Dataset items:
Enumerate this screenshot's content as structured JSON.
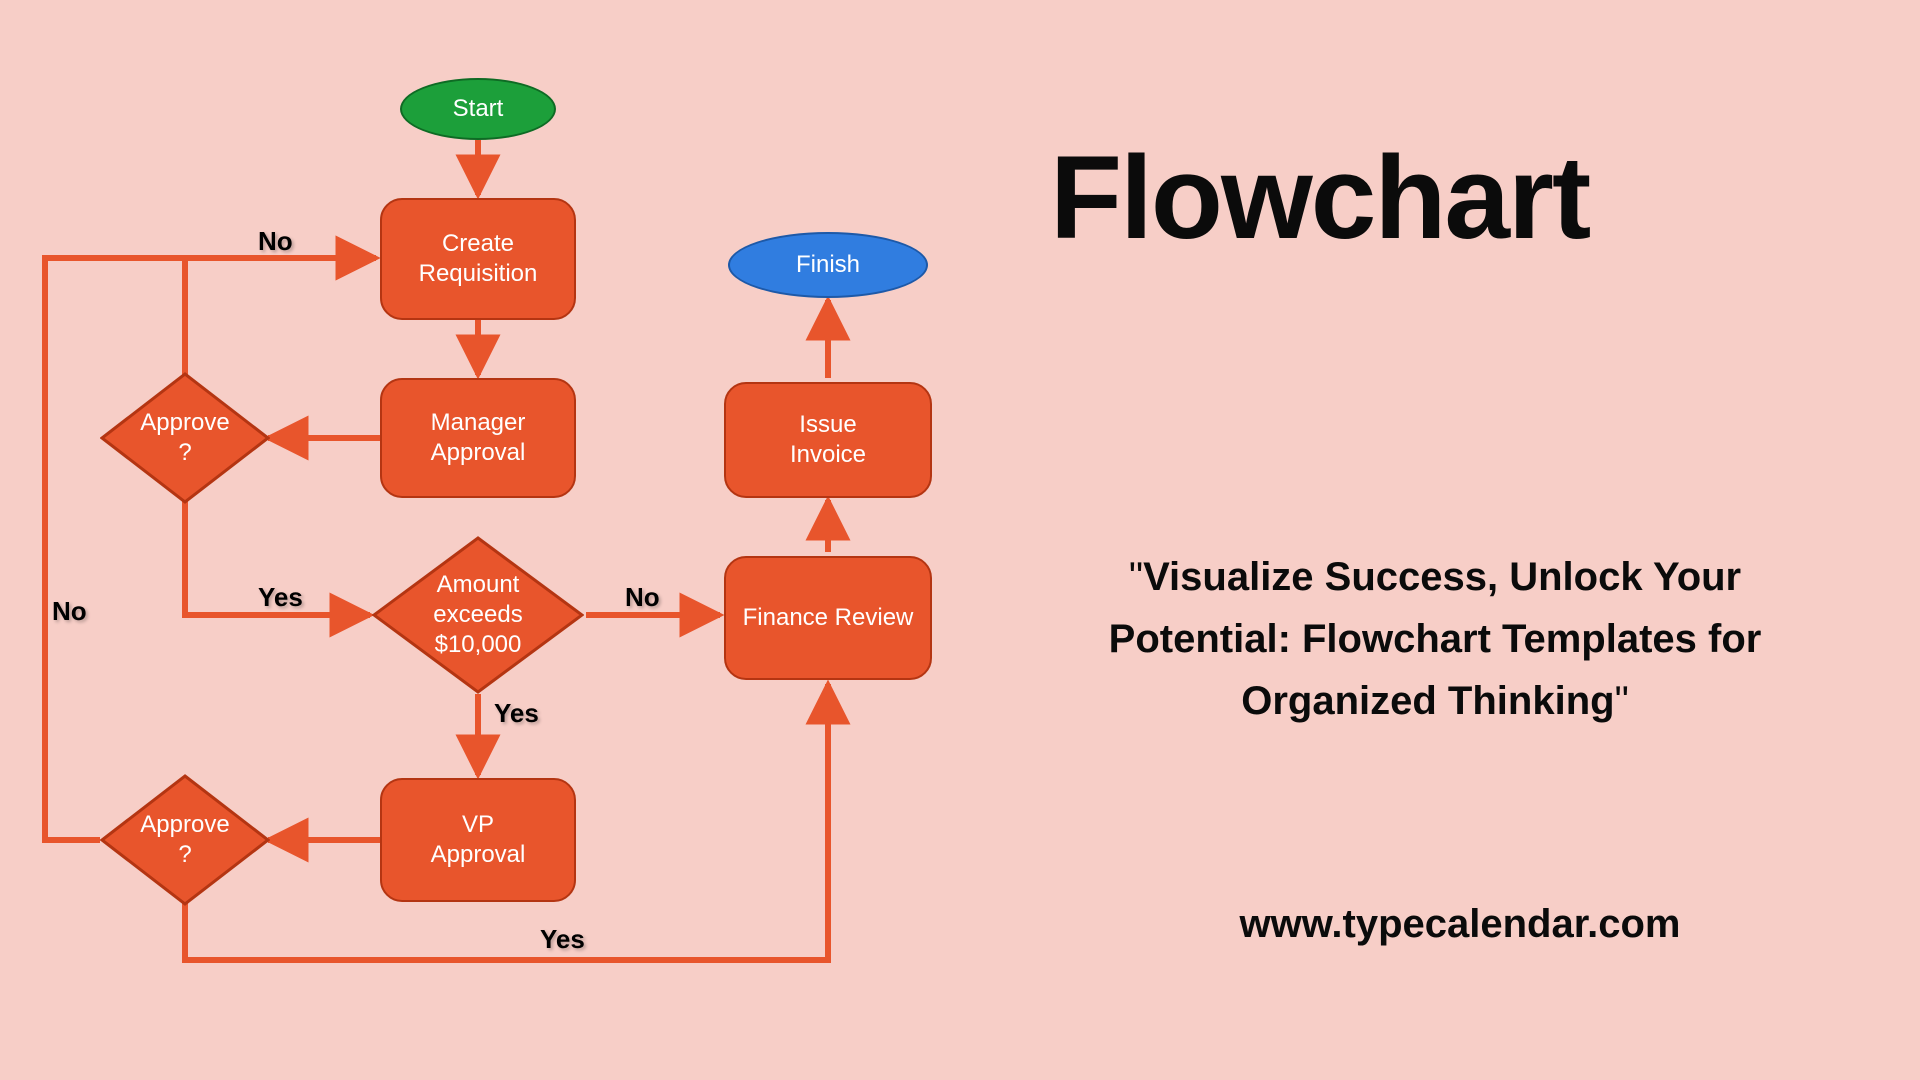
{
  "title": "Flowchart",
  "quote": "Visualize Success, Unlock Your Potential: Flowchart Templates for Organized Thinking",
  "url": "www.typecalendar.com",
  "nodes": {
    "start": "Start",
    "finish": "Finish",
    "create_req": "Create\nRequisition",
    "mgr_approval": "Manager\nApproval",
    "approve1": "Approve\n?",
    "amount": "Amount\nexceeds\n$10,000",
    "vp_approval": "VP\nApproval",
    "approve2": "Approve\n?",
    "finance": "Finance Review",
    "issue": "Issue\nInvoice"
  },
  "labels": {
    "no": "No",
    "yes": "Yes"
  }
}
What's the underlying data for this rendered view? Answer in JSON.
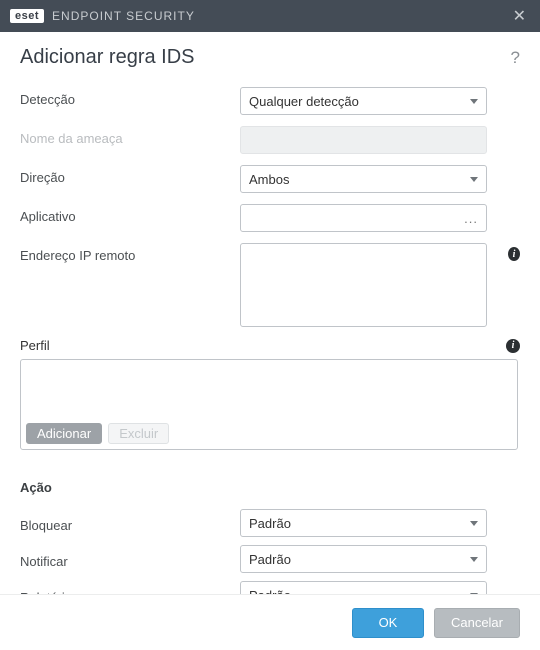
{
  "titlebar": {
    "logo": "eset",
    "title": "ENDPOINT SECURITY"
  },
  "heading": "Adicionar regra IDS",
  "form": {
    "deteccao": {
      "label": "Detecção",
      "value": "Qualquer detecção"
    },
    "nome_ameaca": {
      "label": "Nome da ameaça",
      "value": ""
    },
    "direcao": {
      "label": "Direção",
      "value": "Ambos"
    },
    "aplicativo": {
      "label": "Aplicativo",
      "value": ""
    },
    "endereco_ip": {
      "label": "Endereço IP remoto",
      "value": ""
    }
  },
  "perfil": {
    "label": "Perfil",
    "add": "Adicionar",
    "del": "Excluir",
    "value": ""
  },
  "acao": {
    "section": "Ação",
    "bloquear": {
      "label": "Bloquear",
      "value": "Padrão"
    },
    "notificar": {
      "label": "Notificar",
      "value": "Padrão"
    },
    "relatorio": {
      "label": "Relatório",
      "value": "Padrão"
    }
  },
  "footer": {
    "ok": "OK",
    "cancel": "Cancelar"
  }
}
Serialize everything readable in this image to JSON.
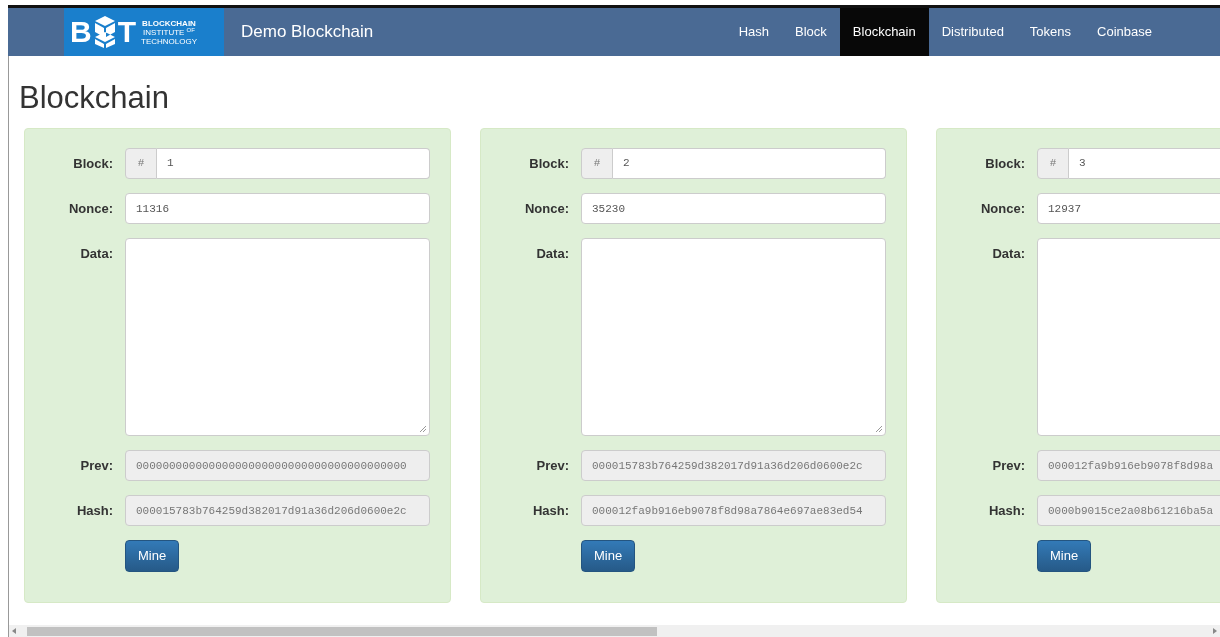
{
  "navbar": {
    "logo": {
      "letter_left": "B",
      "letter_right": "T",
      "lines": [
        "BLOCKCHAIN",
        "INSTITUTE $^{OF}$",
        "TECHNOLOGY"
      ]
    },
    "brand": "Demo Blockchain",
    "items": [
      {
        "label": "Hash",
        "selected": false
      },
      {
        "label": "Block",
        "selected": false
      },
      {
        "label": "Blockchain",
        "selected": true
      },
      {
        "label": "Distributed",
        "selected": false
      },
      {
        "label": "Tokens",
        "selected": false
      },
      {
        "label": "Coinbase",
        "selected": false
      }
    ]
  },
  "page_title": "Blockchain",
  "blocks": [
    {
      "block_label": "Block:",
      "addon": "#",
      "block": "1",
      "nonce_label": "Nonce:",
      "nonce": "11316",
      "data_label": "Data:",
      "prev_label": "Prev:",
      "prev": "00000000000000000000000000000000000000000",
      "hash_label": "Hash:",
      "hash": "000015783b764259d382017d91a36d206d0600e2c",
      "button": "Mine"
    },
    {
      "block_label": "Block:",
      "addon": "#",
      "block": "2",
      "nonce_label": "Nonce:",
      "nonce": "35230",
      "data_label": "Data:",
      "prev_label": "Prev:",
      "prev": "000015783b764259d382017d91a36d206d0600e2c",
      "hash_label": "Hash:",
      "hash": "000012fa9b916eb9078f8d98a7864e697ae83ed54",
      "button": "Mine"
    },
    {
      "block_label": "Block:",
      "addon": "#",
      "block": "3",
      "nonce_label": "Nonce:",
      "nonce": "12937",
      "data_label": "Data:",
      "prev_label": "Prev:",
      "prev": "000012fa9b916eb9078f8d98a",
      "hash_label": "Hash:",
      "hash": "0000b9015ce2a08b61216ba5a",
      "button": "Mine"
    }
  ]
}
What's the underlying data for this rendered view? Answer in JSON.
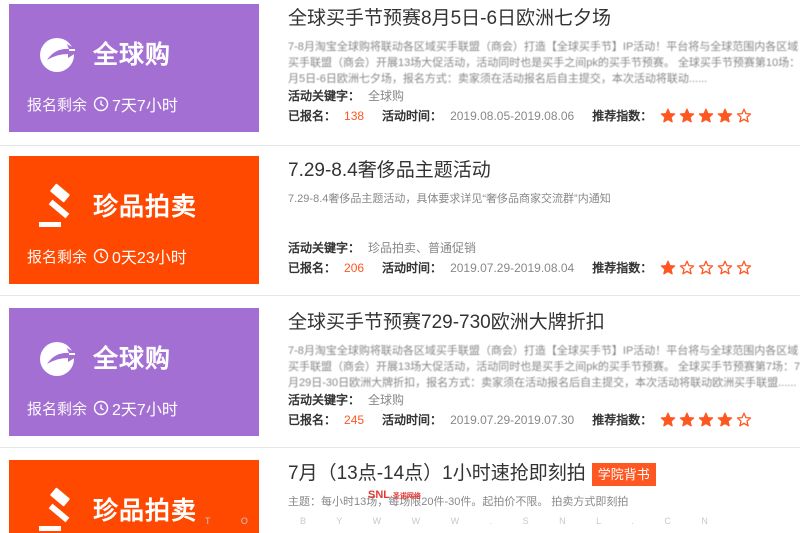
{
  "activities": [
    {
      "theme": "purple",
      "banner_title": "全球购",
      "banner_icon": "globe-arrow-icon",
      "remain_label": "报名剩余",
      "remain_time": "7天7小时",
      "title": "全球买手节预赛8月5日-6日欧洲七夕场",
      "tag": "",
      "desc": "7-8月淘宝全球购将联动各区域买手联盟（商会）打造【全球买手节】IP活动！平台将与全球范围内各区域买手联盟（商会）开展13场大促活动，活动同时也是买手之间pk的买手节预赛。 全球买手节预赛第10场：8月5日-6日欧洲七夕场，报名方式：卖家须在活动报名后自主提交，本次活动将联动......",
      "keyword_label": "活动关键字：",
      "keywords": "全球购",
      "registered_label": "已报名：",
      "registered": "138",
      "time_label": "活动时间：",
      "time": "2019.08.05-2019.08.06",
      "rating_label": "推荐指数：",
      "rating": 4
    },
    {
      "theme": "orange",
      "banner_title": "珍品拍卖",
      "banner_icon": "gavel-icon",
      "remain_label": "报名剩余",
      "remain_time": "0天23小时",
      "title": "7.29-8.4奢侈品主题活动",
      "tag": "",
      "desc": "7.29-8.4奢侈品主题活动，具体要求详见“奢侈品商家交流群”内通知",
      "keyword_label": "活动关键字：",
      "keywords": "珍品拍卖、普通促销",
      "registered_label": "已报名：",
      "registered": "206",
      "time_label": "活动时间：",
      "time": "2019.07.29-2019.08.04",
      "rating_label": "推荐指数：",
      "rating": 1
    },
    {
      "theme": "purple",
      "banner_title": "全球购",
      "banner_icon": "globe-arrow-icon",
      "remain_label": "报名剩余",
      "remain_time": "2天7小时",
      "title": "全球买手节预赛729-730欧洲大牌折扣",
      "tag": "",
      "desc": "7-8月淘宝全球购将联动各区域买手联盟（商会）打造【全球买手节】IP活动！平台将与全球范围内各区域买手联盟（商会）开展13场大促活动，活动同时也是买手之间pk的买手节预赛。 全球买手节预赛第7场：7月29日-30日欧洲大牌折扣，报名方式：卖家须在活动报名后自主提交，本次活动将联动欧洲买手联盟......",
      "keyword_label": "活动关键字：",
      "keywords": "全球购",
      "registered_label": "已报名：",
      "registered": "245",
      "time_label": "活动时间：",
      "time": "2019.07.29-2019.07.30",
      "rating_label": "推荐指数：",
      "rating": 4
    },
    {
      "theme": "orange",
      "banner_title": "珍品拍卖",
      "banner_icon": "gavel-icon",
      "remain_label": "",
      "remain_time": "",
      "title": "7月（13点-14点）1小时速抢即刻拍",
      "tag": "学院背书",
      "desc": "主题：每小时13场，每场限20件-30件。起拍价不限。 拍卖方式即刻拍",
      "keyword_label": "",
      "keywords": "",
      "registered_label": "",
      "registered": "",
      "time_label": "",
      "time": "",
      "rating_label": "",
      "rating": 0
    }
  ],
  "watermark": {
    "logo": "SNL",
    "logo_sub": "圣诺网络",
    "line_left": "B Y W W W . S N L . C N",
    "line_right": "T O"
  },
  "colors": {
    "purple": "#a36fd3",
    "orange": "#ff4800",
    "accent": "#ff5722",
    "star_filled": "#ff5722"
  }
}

__EXERCISE AIM__:
Report how many lines in the entries hold the string "平台将与全球范围内各区域买手联盟". Nothing but the number is wanted.

__WRITTEN REPLY__:
2